> _THE PROBLEM_
Output the part of the data that opens with the line containing "vortex-line — [779, 22, 791, 410]" and closes with the line containing "caption-bold: Fig. 3.", including both, as a JSON list of strings with one string per line.
[begin INPUT RECORDS]
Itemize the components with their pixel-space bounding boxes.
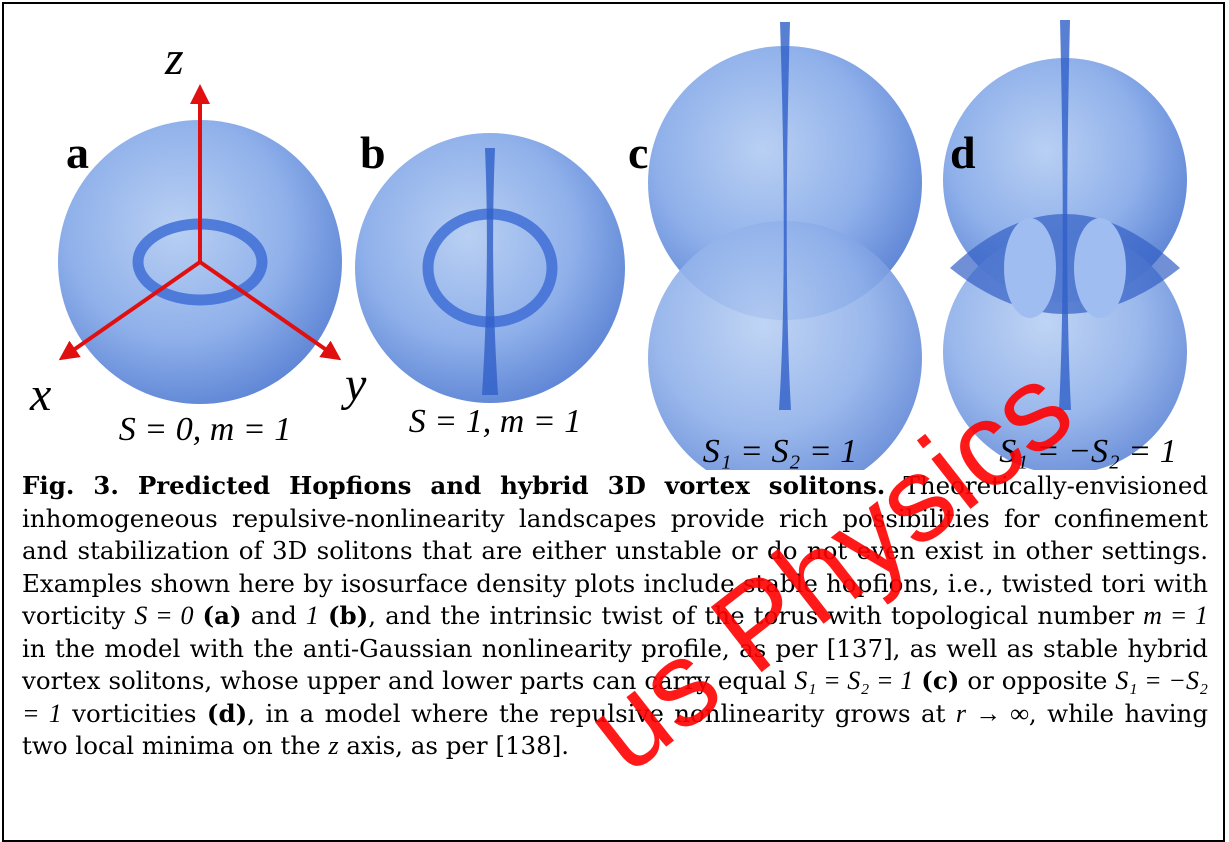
vortex-line — [779, 22, 791, 410]
caption-text: , while having two local minima on the — [22, 698, 1208, 761]
caption-text: or opposite — [959, 666, 1116, 695]
caption-bold: Fig. 3. Predicted Hopfions and hybrid 3D… — [22, 471, 886, 500]
caption-bold: (b) — [327, 601, 369, 630]
caption-text: vorticities — [61, 698, 207, 728]
vortex-line — [1059, 20, 1071, 410]
caption-math: m = 1 — [1143, 601, 1209, 630]
caption-bold: (c) — [921, 666, 960, 695]
formula: S₁ = −S₂ = 1 — [999, 433, 1176, 470]
formula: S = 1, m = 1 — [409, 403, 581, 440]
caption-math: r → ∞ — [955, 698, 1029, 728]
x-axis — [58, 260, 202, 361]
caption-text: in the model with the anti-Gaussian nonl… — [22, 633, 1208, 696]
hole — [1074, 218, 1126, 318]
y-axis — [198, 260, 342, 361]
figure: a b c d z x y S = 0, m = 1 S = 1, m = 1 … — [29, 20, 1187, 470]
caption-text: , in a model where the repulsive nonline… — [247, 698, 956, 728]
formula: S₁ = S₂ = 1 — [703, 433, 858, 470]
caption-math: z — [328, 731, 339, 760]
axis-label: z — [164, 32, 184, 85]
caption-math: S₁ = S₂ = 1 — [794, 666, 914, 695]
caption-text — [319, 601, 328, 630]
caption-math: 1 — [305, 601, 319, 630]
caption-bold: (a) — [202, 601, 242, 630]
axis-label: y — [340, 358, 367, 411]
panel-label: c — [628, 127, 648, 178]
caption-text — [193, 601, 202, 630]
caption-math: S₁ = −S₂ = 1 — [22, 666, 1208, 728]
caption: Fig. 3. Predicted Hopfions and hybrid 3D… — [22, 470, 1208, 763]
caption-bold: (d) — [206, 698, 248, 728]
caption-text: Theoretically-envisioned inhomogeneous r… — [22, 471, 1208, 630]
panel-label: a — [66, 127, 89, 178]
caption-text: axis, as per [138]. — [338, 731, 570, 760]
formula: S = 0, m = 1 — [119, 411, 291, 448]
panel-label: b — [360, 127, 386, 178]
panel-label: d — [950, 127, 976, 178]
axis-label: x — [29, 368, 51, 421]
caption-text: , and the intrinsic twist of the torus w… — [368, 601, 1144, 630]
caption-text: and — [241, 601, 306, 630]
vortex-line — [482, 148, 498, 395]
hole — [1004, 218, 1056, 318]
caption-math: S = 0 — [134, 601, 194, 630]
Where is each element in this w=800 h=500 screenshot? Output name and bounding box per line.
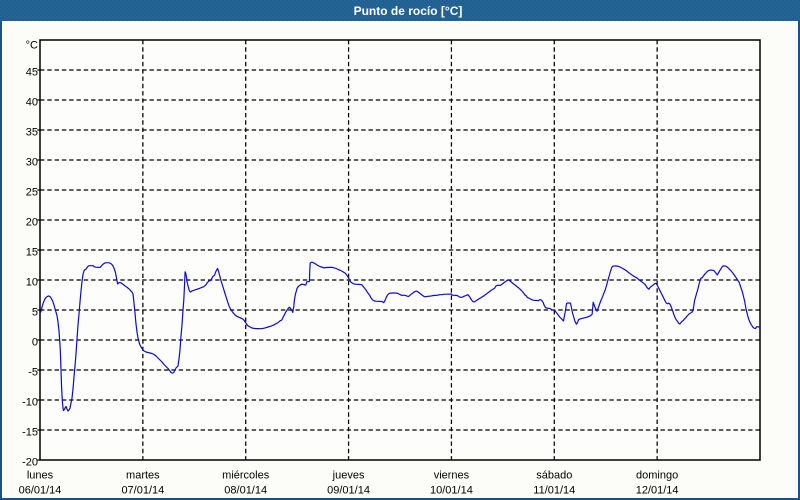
svg-text:domingo: domingo — [636, 470, 678, 482]
svg-text:11/01/14: 11/01/14 — [533, 485, 575, 497]
svg-text:30: 30 — [26, 157, 38, 169]
svg-text:-15: -15 — [22, 427, 38, 439]
svg-text:45: 45 — [26, 67, 38, 79]
svg-text:25: 25 — [26, 187, 38, 199]
svg-text:08/01/14: 08/01/14 — [224, 485, 267, 497]
svg-text:martes: martes — [126, 470, 160, 482]
svg-text:15: 15 — [26, 247, 38, 259]
svg-text:lunes: lunes — [27, 470, 54, 482]
svg-text:viernes: viernes — [434, 470, 470, 482]
svg-text:09/01/14: 09/01/14 — [327, 485, 370, 497]
svg-text:35: 35 — [26, 127, 38, 139]
svg-text:miércoles: miércoles — [222, 470, 270, 482]
svg-text:sábado: sábado — [536, 470, 572, 482]
svg-text:06/01/14: 06/01/14 — [19, 485, 62, 497]
svg-text:5: 5 — [32, 307, 38, 319]
svg-text:07/01/14: 07/01/14 — [121, 485, 164, 497]
svg-text:Punto de rocío [°C]: Punto de rocío [°C] — [354, 4, 463, 18]
svg-text:10/01/14: 10/01/14 — [430, 485, 473, 497]
svg-text:40: 40 — [26, 97, 38, 109]
svg-text:jueves: jueves — [332, 470, 365, 482]
svg-text:10: 10 — [26, 277, 38, 289]
svg-text:-10: -10 — [22, 397, 38, 409]
svg-text:-20: -20 — [22, 457, 38, 469]
svg-text:°C: °C — [26, 40, 38, 52]
svg-text:0: 0 — [32, 337, 38, 349]
svg-text:-5: -5 — [28, 367, 38, 379]
svg-text:12/01/14: 12/01/14 — [636, 485, 679, 497]
svg-text:20: 20 — [26, 217, 38, 229]
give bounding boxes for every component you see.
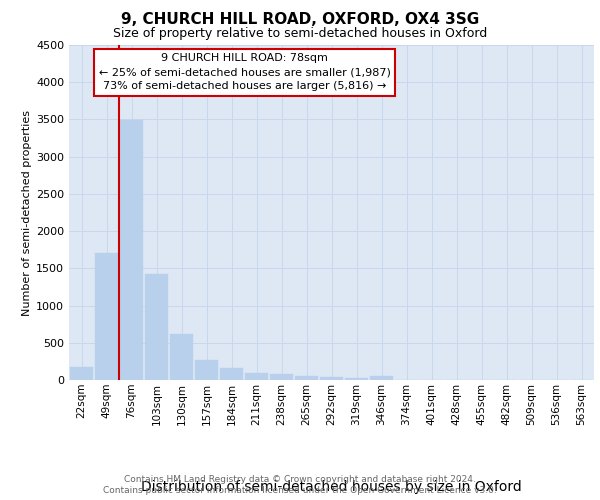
Text: 9 CHURCH HILL ROAD: 78sqm
← 25% of semi-detached houses are smaller (1,987)
73% : 9 CHURCH HILL ROAD: 78sqm ← 25% of semi-… bbox=[99, 54, 391, 92]
Text: Size of property relative to semi-detached houses in Oxford: Size of property relative to semi-detach… bbox=[113, 28, 487, 40]
X-axis label: Distribution of semi-detached houses by size in Oxford: Distribution of semi-detached houses by … bbox=[141, 480, 522, 494]
Y-axis label: Number of semi-detached properties: Number of semi-detached properties bbox=[22, 110, 32, 316]
Bar bbox=[245, 372, 268, 380]
Bar bbox=[295, 376, 319, 380]
Bar bbox=[145, 274, 169, 380]
Text: 9, CHURCH HILL ROAD, OXFORD, OX4 3SG: 9, CHURCH HILL ROAD, OXFORD, OX4 3SG bbox=[121, 12, 479, 28]
Bar bbox=[119, 120, 143, 380]
Bar bbox=[194, 360, 218, 380]
Bar bbox=[95, 254, 118, 380]
Bar bbox=[344, 378, 368, 380]
Text: Contains HM Land Registry data © Crown copyright and database right 2024.: Contains HM Land Registry data © Crown c… bbox=[124, 475, 476, 484]
Text: Contains public sector information licensed under the Open Government Licence v3: Contains public sector information licen… bbox=[103, 486, 497, 495]
Bar bbox=[320, 377, 343, 380]
Bar bbox=[170, 334, 193, 380]
Bar bbox=[70, 368, 94, 380]
Bar bbox=[220, 368, 244, 380]
Bar bbox=[370, 376, 394, 380]
Bar bbox=[269, 374, 293, 380]
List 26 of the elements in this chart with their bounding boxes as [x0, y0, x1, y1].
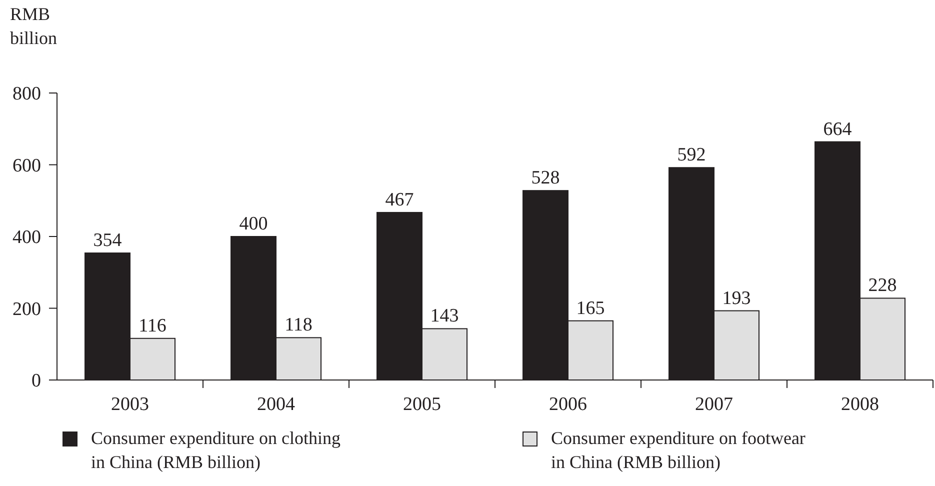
data-label: 400	[239, 214, 268, 234]
y-tick-label: 0	[32, 370, 41, 392]
data-label: 664	[823, 118, 852, 140]
x-tick-label: 2005	[403, 394, 441, 415]
data-label: 467	[385, 189, 414, 210]
data-label: 143	[430, 306, 459, 327]
data-label: 228	[868, 275, 897, 296]
data-label: 592	[677, 144, 706, 166]
y-tick-label: 400	[12, 227, 41, 248]
y-tick-label: 800	[12, 84, 41, 105]
data-label: 354	[93, 230, 122, 252]
data-label: 116	[138, 315, 166, 336]
y-axis-title: RMB billion	[10, 4, 58, 48]
x-tick-label: 2003	[111, 394, 149, 415]
x-tick-label: 2008	[841, 394, 879, 415]
x-tick-label: 2004	[257, 394, 296, 415]
y-tick-label: 600	[12, 155, 41, 176]
x-tick-label: 2007	[695, 394, 733, 415]
data-label: 528	[531, 168, 560, 189]
data-label: 165	[576, 298, 605, 319]
y-tick-label: 200	[12, 298, 41, 320]
data-label: 118	[284, 314, 312, 336]
legend-label: Consumer expenditure on clothing in China (RMB billion)	[91, 428, 340, 472]
x-tick-label: 2006	[549, 394, 587, 415]
legend-label: Consumer expenditure on footwear in China (RMB billion)	[551, 428, 806, 472]
data-label: 193	[722, 288, 751, 309]
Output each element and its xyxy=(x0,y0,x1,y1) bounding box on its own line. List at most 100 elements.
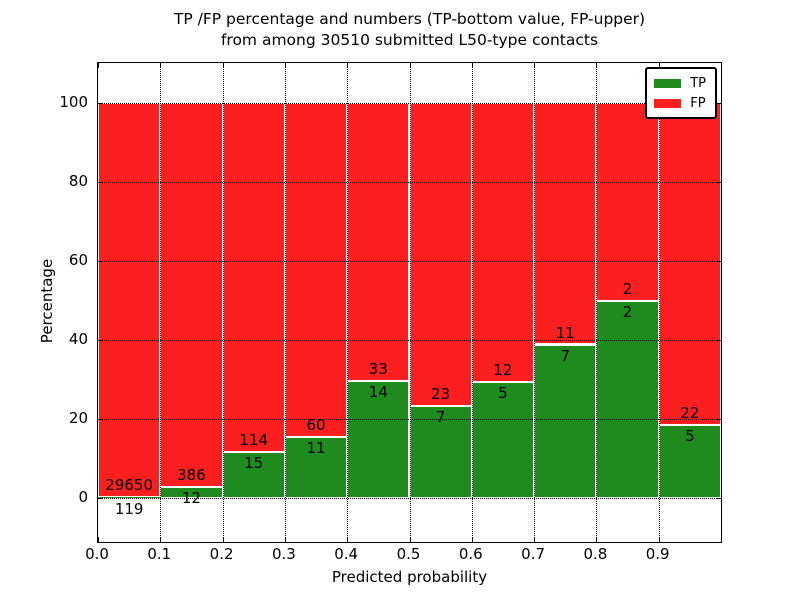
x-tick-mark xyxy=(471,537,473,542)
v-gridline xyxy=(658,63,660,542)
tp-count-label: 5 xyxy=(498,384,508,403)
legend-label-fp: FP xyxy=(690,95,706,111)
bar-fp-segment xyxy=(534,102,597,345)
x-axis-label: Predicted probability xyxy=(331,568,488,586)
y-tick-mark xyxy=(716,260,721,262)
legend-item-fp: FP xyxy=(654,93,706,113)
y-tick-mark xyxy=(98,102,103,104)
fp-count-label: 33 xyxy=(368,359,388,378)
y-tick-label: 100 xyxy=(59,92,88,111)
tp-count-label: 14 xyxy=(368,382,388,401)
legend-item-tp: TP xyxy=(654,73,706,93)
y-tick-mark xyxy=(716,181,721,183)
y-tick-mark xyxy=(98,340,103,342)
bar-fp-segment xyxy=(160,102,223,487)
x-tick-mark xyxy=(596,537,598,542)
x-tick-label: 0.7 xyxy=(521,545,546,563)
bar-tp-segment xyxy=(596,300,659,499)
y-tick-mark xyxy=(98,419,103,421)
x-tick-mark xyxy=(284,537,286,542)
y-tick-mark xyxy=(716,340,721,342)
bar-tp-segment xyxy=(222,452,285,499)
bar-tp-segment xyxy=(471,382,535,499)
chart-title-line2: from among 30510 submitted L50-type cont… xyxy=(220,31,599,49)
bar-tp-segment xyxy=(98,496,161,499)
x-tick-mark xyxy=(160,537,162,542)
y-tick-mark xyxy=(716,419,721,421)
bar-tp-segment xyxy=(347,380,410,499)
x-tick-label: 0.8 xyxy=(583,545,608,563)
tp-count-label: 15 xyxy=(244,454,264,473)
x-tick-label: 0.9 xyxy=(645,545,670,563)
bar-fp-segment xyxy=(284,102,348,438)
y-tick-label: 20 xyxy=(68,409,88,428)
y-tick-label: 0 xyxy=(78,488,88,507)
v-gridline xyxy=(534,63,536,542)
x-tick-mark xyxy=(596,63,598,68)
v-gridline xyxy=(347,63,349,542)
legend: TP FP xyxy=(645,67,717,119)
plot-area: TP FP 29650 119 386 12 114 15 60 11 33 14 23 7 12 5 11… xyxy=(97,62,722,543)
fp-count-label: 29650 xyxy=(105,475,153,494)
x-tick-mark xyxy=(534,537,536,542)
v-gridline xyxy=(160,63,162,542)
y-tick-mark xyxy=(716,102,721,104)
legend-label-tp: TP xyxy=(690,75,706,91)
y-tick-label: 60 xyxy=(68,250,88,269)
tp-count-label: 11 xyxy=(306,439,326,458)
y-tick-label: 80 xyxy=(68,171,88,190)
fp-count-label: 60 xyxy=(306,416,326,435)
bar-fp-segment xyxy=(471,102,535,382)
x-tick-label: 0.4 xyxy=(334,545,359,563)
x-tick-mark xyxy=(222,63,224,68)
x-tick-mark xyxy=(658,537,660,542)
tp-count-label: 2 xyxy=(622,302,633,321)
y-tick-mark xyxy=(98,181,103,183)
bar-fp-segment xyxy=(98,102,161,497)
y-tick-label: 40 xyxy=(68,330,88,349)
tp-count-label: 5 xyxy=(685,427,695,446)
bar-fp-segment xyxy=(596,102,659,301)
x-tick-label: 0.0 xyxy=(85,545,109,563)
bar-fp-segment xyxy=(658,102,721,426)
bar-tp-segment xyxy=(409,406,472,499)
fp-count-label: 12 xyxy=(493,361,513,380)
x-tick-label: 0.5 xyxy=(396,545,421,563)
tp-count-label: 7 xyxy=(560,346,571,365)
v-gridline xyxy=(596,63,598,542)
y-tick-mark xyxy=(98,498,103,500)
fp-count-label: 22 xyxy=(680,404,700,423)
y-tick-mark xyxy=(98,260,103,262)
bar-fp-segment xyxy=(347,102,410,381)
fp-count-label: 23 xyxy=(431,385,451,404)
fp-color-swatch xyxy=(654,98,682,108)
x-tick-mark xyxy=(160,63,162,68)
chart-title: TP /FP percentage and numbers (TP-bottom… xyxy=(97,9,722,51)
tp-count-label: 12 xyxy=(181,488,201,507)
x-tick-mark xyxy=(658,63,660,68)
x-tick-mark xyxy=(471,63,473,68)
v-gridline xyxy=(471,63,473,542)
fp-count-label: 114 xyxy=(239,431,269,450)
fp-count-label: 2 xyxy=(622,279,633,298)
x-tick-label: 0.1 xyxy=(147,545,172,563)
x-tick-label: 0.2 xyxy=(209,545,234,563)
v-gridline xyxy=(409,63,411,542)
fp-count-label: 11 xyxy=(555,323,575,342)
bar-fp-segment xyxy=(409,102,472,407)
v-gridline xyxy=(284,63,286,542)
tp-count-label: 7 xyxy=(435,408,446,427)
tp-count-label: 119 xyxy=(114,500,144,519)
bar-tp-segment xyxy=(658,425,721,499)
bar-fp-segment xyxy=(222,102,285,453)
x-tick-label: 0.6 xyxy=(458,545,483,563)
fp-count-label: 386 xyxy=(177,465,206,484)
chart-title-line1: TP /FP percentage and numbers (TP-bottom… xyxy=(173,10,646,28)
v-gridline xyxy=(222,63,224,542)
bar-tp-segment xyxy=(534,344,597,499)
x-tick-mark xyxy=(284,63,286,68)
x-tick-mark xyxy=(534,63,536,68)
x-tick-mark xyxy=(347,63,349,68)
tp-color-swatch xyxy=(654,78,682,88)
[end INPUT RECORDS]
> _RESULT OF THIS EXERCISE_
[
  "vortex-line — [779, 22, 791, 410]",
  "caption-text: , while having two local minima on the — [22, 698, 1208, 761]",
  "caption-text: or opposite — [959, 666, 1116, 695]",
  "caption-bold: Fig. 3. Predicted Hopfions and hybrid 3D… — [22, 471, 886, 500]"
]